### Requirement
Please copy out the records verbatim, from the line containing "smiley-icon [354, 352, 398, 396]" to the line containing "arrow-bullet-icon: ➢ [138, 466, 149, 480]", including both of those lines.
------ Extracted records
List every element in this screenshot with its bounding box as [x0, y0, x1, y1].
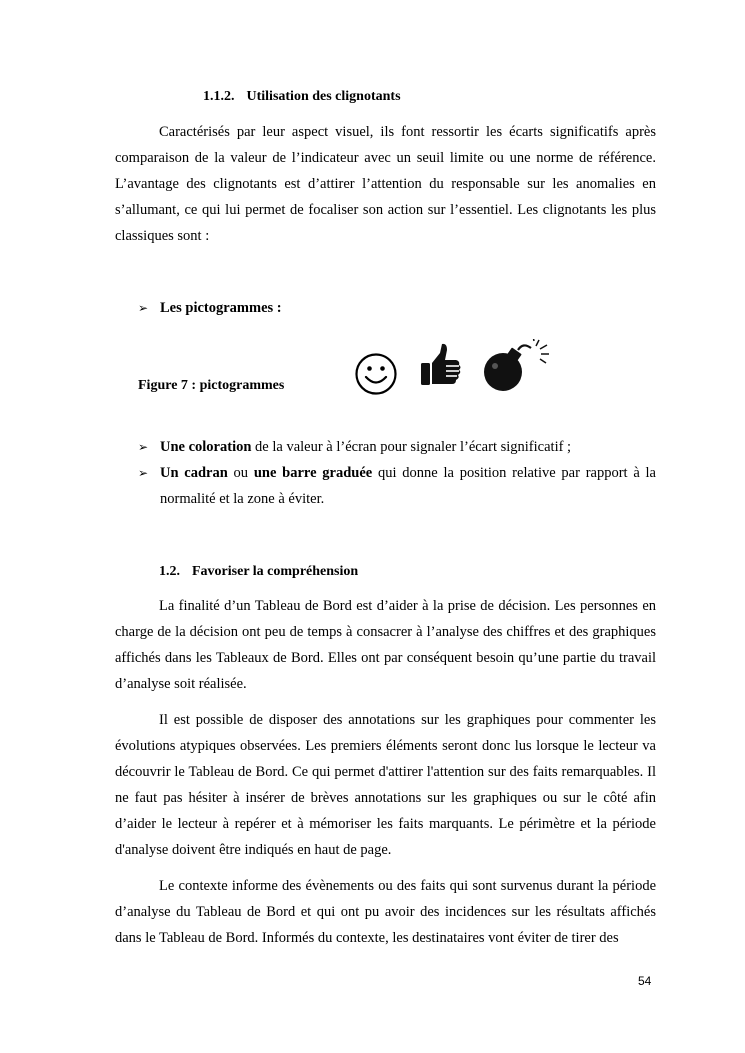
smiley-icon [354, 352, 398, 396]
bullet-coloration [138, 434, 656, 460]
bullet-bold-text: Une coloration [160, 439, 252, 455]
bullet-text: ou [227, 465, 254, 481]
bullet-pictogrammes [138, 295, 656, 321]
arrow-bullet-icon: ➢ [138, 466, 149, 480]
paragraph-text: Le contexte informe des évènements ou des faits qui sont survenus durant la période d’analyse du Tableau de Bord et qui ont pu avoir des incidences sur les résultats affichés dans le Tableau de Bord. Informés du contexte, les destinataires vont éviter de tirer des [115, 878, 656, 946]
bullet-cadran [138, 460, 656, 512]
paragraph-annotations [115, 707, 656, 863]
section-number: 1.1.2. [203, 89, 235, 104]
arrow-bullet-icon: ➢ [138, 440, 149, 454]
paragraph-clignotants [115, 119, 656, 249]
page-number: 54 [638, 974, 652, 988]
arrow-bullet-icon: ➢ [138, 301, 149, 315]
paragraph-text: La finalité d’un Tableau de Bord est d’aider à la prise de décision. Les personnes en charge de la décision ont peu de temps à consacrer à l’analyse des chiffres et des graphiques affichés dans les Tableaux de Bord. Elles ont par conséquent besoin qu’une partie du travail d’analyse soit réalisée. [115, 598, 656, 692]
section-number: 1.2. [159, 564, 180, 579]
section-title: Utilisation des clignotants [246, 89, 401, 104]
section-title: Favoriser la compréhension [192, 564, 359, 579]
paragraph-finalite [115, 593, 656, 697]
bullet-text: de la valeur à l’écran pour signaler l’écart significatif ; [251, 439, 572, 455]
bullet-text: qui donne la position relative par rapport à la normalité et la zone à éviter. [160, 465, 656, 507]
bullet-bold-text: Un cadran [160, 465, 228, 481]
thumbs-up-icon [413, 341, 469, 391]
figure-caption: Figure 7 : pictogrammes [138, 378, 285, 393]
paragraph-text: Il est possible de disposer des annotations sur les graphiques pour commenter les évolutions atypiques observées. Les premiers éléments seront donc lus lorsque le lecteur va découvrir le Tableau de Bord. Ce qui permet d'attirer l'attention sur des faits remarquables. Il ne faut pas hésiter à insérer de brèves annotations sur les graphiques ou sur le côté afin d’aider le lecteur à repérer et à mémoriser les faits marquants. Le périmètre et la période d'analyse doivent être indiqués en haut de page. [115, 712, 656, 858]
paragraph-text: Caractérisés par leur aspect visuel, ils font ressortir les écarts significatifs après comparaison de la valeur de l’indicateur avec un seuil limite ou une norme de référence. L’avantage des clignotants est d’attirer l’attention du responsable sur les anomalies en s’allumant, ce qui lui permet de focaliser son action sur l’essentiel. Les clignotants les plus classiques sont : [115, 124, 656, 244]
bomb-icon [481, 339, 553, 395]
section-heading-1-2 [159, 564, 358, 580]
section-heading-1-1-2 [203, 89, 401, 105]
bullet-bold-text: une barre graduée [253, 465, 373, 481]
paragraph-contexte [115, 873, 656, 951]
bullet-text: Les pictogrammes : [160, 300, 282, 316]
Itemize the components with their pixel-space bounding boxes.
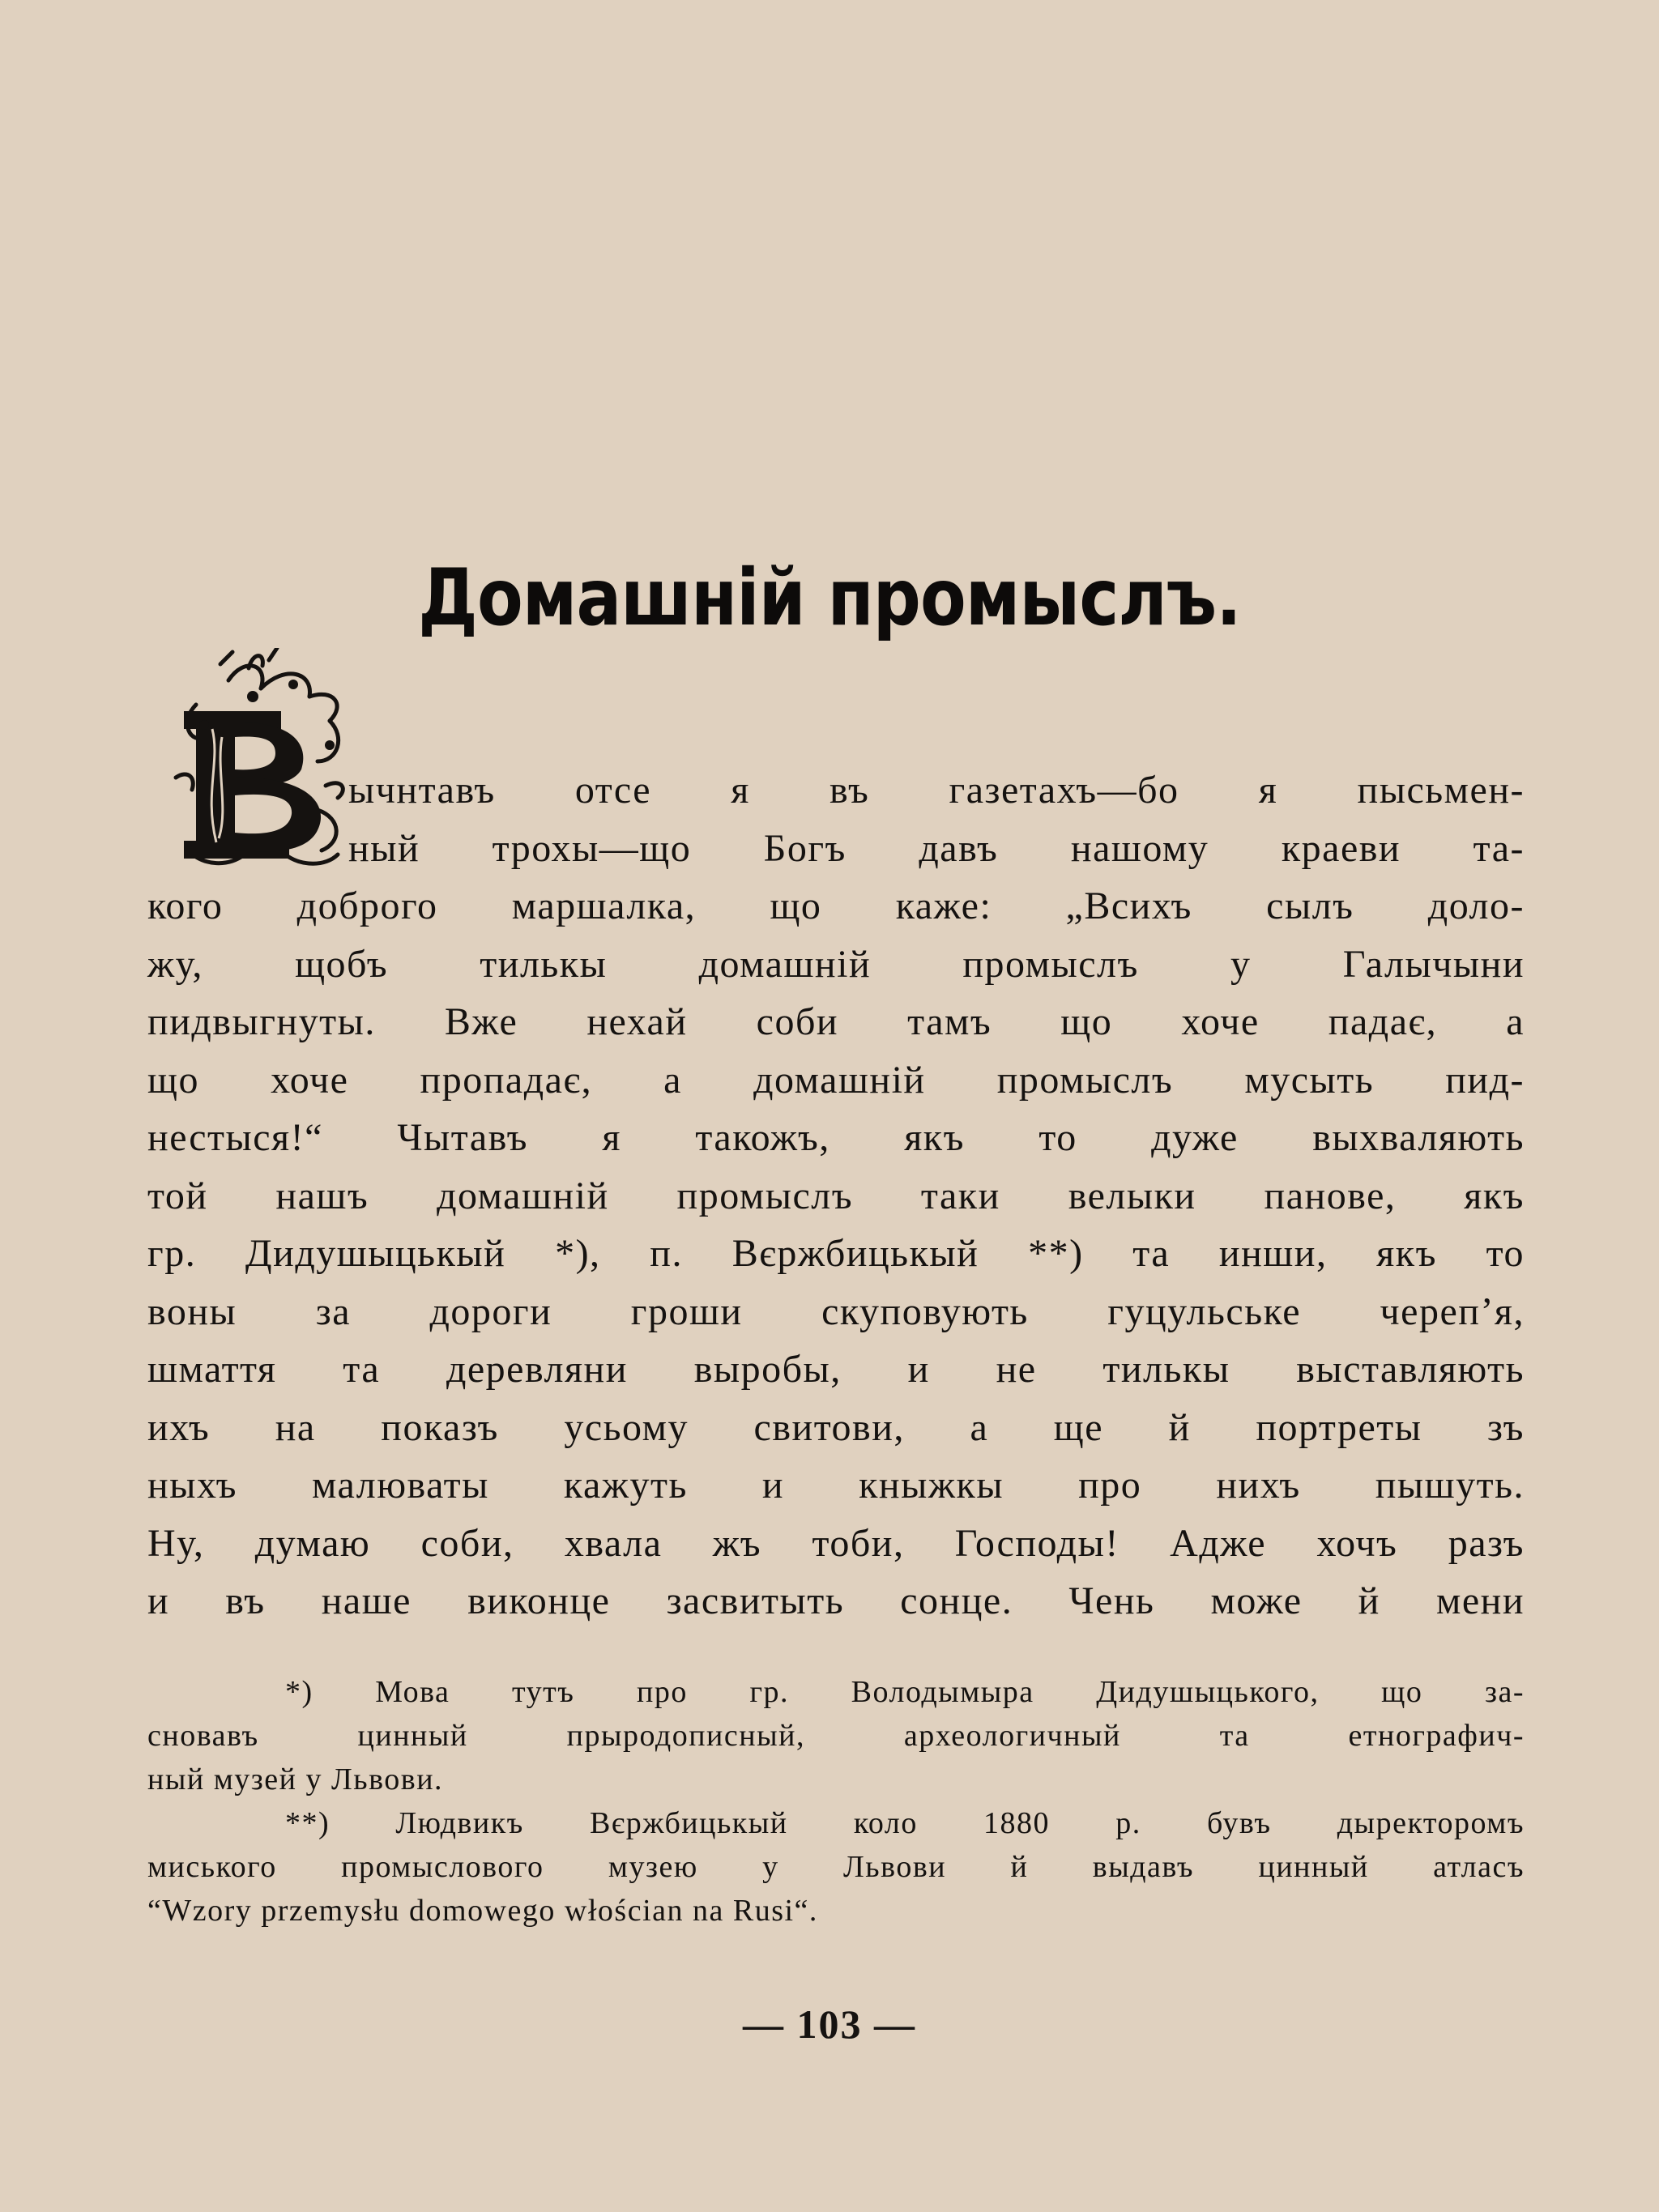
footnotes	[147, 1670, 1525, 1933]
text-line: що хоче пропадає, а домашній промыслъ мусыть пид-	[147, 1058, 1525, 1102]
text-line: ихъ на показъ усьому свитови, а ще й портреты зъ	[147, 1405, 1525, 1449]
body-text	[147, 761, 1525, 1630]
text-line: пидвыгнуты. Вже нехай соби тамъ що хоче падає, а	[147, 1000, 1525, 1043]
text-line: и въ наше виконце засвитыть сонце. Чень може й мени	[147, 1579, 1525, 1622]
chapter-title: Домашній промыслъ.	[418, 552, 1241, 643]
footnote-line: сновавъ цинный прыродописный, археологичный та етнографич-	[147, 1719, 1525, 1753]
footnote-line: ный музей у Львови.	[147, 1762, 444, 1796]
page-number: — 103 —	[743, 2001, 916, 2047]
footnote-line: *) Мова тутъ про гр. Володымыра Дидушыцького, що за-	[285, 1675, 1525, 1709]
text-line: шмаття та деревляни выробы, и не тилькы выставляють	[147, 1348, 1525, 1391]
text-line: той нашъ домашній промыслъ таки велыки панове, якъ	[147, 1174, 1525, 1217]
text-line: Ну, думаю соби, хвала жъ тоби, Господы! Адже хочъ разъ	[147, 1521, 1525, 1565]
text-line: жу, щобъ тилькы домашній промыслъ у Галычыни	[147, 942, 1525, 986]
footnote-line: “Wzory przemysłu domowego włościan na Rusi“.	[147, 1894, 818, 1928]
footnote-line: миського промыслового музею у Львови й выдавъ цинный атласъ	[147, 1850, 1525, 1884]
text-line: кого доброго маршалка, що каже: „Всихъ сылъ доло-	[147, 884, 1525, 927]
text-line: ычнтавъ отсе я въ газетахъ—бо я пысьмен-	[348, 769, 1525, 812]
text-line: гр. Дидушыцькый *), п. Вєржбицькый **) та инши, якъ то	[147, 1232, 1525, 1275]
text-line: ныхъ малюваты кажуть и кныжкы про нихъ пышуть.	[147, 1464, 1525, 1507]
text-line: воны за дороги гроши скуповують гуцульське черепʼя,	[147, 1289, 1525, 1333]
footnote-line: **) Людвикъ Вєржбицькый коло 1880 р. бувъ дыректоромъ	[285, 1806, 1525, 1840]
text-line: нестыся!“ Чытавъ я такожъ, якъ то дуже выхваляють	[147, 1116, 1525, 1159]
text-line: ный трохы—що Богъ давъ нашому краеви та-	[348, 826, 1525, 870]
------------
### Solution to this task
smiley-icon [354, 352, 398, 396]
bullet-coloration [138, 434, 656, 460]
bullet-bold-text: Une coloration [160, 439, 252, 455]
bullet-text: ou [227, 465, 254, 481]
bullet-pictogrammes [138, 295, 656, 321]
arrow-bullet-icon: ➢ [138, 466, 149, 480]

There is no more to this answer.